● **WORK TO BE COMPLETED**:
Extract the lines from the beginning of the entries through the line containing "603, 225, 633]", and reproduce them verbatim, including both end lines.

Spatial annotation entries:
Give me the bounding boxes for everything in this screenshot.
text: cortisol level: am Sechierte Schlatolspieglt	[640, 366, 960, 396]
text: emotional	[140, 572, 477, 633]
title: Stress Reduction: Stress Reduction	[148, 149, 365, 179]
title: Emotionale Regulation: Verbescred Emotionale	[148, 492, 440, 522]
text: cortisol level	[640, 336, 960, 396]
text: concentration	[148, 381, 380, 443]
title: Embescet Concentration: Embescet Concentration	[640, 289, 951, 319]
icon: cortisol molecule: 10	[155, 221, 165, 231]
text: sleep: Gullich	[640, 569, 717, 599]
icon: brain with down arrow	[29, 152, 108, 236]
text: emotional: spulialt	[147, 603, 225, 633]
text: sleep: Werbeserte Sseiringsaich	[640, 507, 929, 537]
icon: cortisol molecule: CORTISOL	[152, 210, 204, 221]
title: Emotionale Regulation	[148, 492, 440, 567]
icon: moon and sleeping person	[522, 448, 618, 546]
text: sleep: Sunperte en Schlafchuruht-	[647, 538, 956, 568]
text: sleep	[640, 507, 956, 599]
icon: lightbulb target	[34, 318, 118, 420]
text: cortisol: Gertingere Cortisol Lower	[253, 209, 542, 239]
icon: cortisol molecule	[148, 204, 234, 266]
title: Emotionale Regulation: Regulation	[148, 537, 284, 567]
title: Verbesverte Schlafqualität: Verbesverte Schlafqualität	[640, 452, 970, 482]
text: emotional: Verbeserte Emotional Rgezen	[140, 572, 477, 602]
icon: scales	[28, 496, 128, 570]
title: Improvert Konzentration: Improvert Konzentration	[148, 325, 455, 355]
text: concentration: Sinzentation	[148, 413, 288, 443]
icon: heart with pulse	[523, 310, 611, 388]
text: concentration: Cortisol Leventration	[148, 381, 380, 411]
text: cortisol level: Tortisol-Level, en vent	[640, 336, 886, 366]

● **EXERCISE OUTPUT**:
Give me the bounding boxes for everything in this screenshot.
text: cortisol level: am Sechierte Schlatolspieglt	[640, 366, 960, 396]
text: emotional	[140, 572, 477, 633]
title: Stress Reduction: Stress Reduction	[148, 149, 365, 179]
title: Emotionale Regulation: Verbescred Emotionale	[148, 492, 440, 522]
text: cortisol level	[640, 336, 960, 396]
text: concentration	[148, 381, 380, 443]
title: Embescet Concentration: Embescet Concentration	[640, 289, 951, 319]
icon: cortisol molecule: 10	[155, 221, 165, 231]
text: sleep: Gullich	[640, 569, 717, 599]
icon: brain with down arrow	[29, 152, 108, 236]
text: emotional: spulialt	[147, 603, 225, 633]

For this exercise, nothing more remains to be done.